→ Records supplied:
- - - - -
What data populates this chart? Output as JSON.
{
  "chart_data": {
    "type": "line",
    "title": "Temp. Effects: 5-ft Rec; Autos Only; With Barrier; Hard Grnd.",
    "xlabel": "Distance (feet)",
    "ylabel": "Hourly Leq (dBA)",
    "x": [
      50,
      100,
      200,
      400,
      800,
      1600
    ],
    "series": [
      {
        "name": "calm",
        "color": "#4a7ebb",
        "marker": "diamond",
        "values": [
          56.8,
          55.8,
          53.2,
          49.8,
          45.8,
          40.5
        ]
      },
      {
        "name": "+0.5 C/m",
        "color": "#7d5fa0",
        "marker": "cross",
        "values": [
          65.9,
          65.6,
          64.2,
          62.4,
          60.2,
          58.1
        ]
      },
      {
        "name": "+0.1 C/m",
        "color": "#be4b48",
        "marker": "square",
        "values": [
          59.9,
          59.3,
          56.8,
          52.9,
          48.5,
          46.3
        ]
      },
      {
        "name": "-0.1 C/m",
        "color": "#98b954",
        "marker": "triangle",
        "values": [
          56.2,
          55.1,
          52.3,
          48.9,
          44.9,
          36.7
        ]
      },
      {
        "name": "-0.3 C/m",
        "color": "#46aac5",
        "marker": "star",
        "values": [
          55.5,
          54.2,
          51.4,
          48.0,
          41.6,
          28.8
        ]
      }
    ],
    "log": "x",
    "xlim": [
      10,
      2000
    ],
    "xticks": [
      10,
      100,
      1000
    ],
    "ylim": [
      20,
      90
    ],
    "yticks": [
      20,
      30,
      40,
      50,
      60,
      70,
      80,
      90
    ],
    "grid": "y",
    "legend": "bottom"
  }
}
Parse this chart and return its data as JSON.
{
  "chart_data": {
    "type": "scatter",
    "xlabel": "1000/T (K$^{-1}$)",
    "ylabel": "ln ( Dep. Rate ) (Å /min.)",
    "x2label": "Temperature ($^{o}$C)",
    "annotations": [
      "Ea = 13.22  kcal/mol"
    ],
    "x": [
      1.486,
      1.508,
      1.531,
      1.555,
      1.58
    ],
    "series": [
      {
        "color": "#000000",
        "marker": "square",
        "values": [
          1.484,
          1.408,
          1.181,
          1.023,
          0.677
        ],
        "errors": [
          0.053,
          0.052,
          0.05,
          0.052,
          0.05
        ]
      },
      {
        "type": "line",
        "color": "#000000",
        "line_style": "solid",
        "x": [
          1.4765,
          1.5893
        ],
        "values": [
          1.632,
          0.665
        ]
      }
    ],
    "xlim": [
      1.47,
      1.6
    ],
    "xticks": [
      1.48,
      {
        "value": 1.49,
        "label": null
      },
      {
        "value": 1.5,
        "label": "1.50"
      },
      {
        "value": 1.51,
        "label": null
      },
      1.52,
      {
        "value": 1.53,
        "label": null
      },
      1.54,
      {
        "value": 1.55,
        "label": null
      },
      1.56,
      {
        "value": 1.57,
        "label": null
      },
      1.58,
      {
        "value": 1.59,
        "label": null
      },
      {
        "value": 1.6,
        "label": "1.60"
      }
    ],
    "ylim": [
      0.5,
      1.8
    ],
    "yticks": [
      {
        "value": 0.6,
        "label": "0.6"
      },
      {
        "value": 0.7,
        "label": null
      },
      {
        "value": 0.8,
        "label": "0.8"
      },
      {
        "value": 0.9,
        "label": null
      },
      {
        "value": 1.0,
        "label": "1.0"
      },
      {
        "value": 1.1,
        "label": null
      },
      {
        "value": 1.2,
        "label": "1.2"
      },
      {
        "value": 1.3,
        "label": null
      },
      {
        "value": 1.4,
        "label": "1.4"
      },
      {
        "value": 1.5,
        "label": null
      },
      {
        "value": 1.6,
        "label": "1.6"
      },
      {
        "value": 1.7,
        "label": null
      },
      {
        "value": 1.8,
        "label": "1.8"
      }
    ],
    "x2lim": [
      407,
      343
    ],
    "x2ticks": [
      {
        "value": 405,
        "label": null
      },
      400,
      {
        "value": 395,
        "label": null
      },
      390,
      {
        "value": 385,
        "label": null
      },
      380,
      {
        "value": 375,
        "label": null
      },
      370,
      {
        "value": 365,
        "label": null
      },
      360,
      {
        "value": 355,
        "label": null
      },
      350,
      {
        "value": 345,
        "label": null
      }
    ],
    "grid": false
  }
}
- - - - -
→ Instructions for the task: Isolate each line of the listing above that includes "color". Copy it.

→ Solution to this problem:
        "color": "#4a7ebb",
        "color": "#7d5fa0",
        "color": "#be4b48",
        "color": "#98b954",
        "color": "#46aac5",
        "color": "#000000",
        "color": "#000000",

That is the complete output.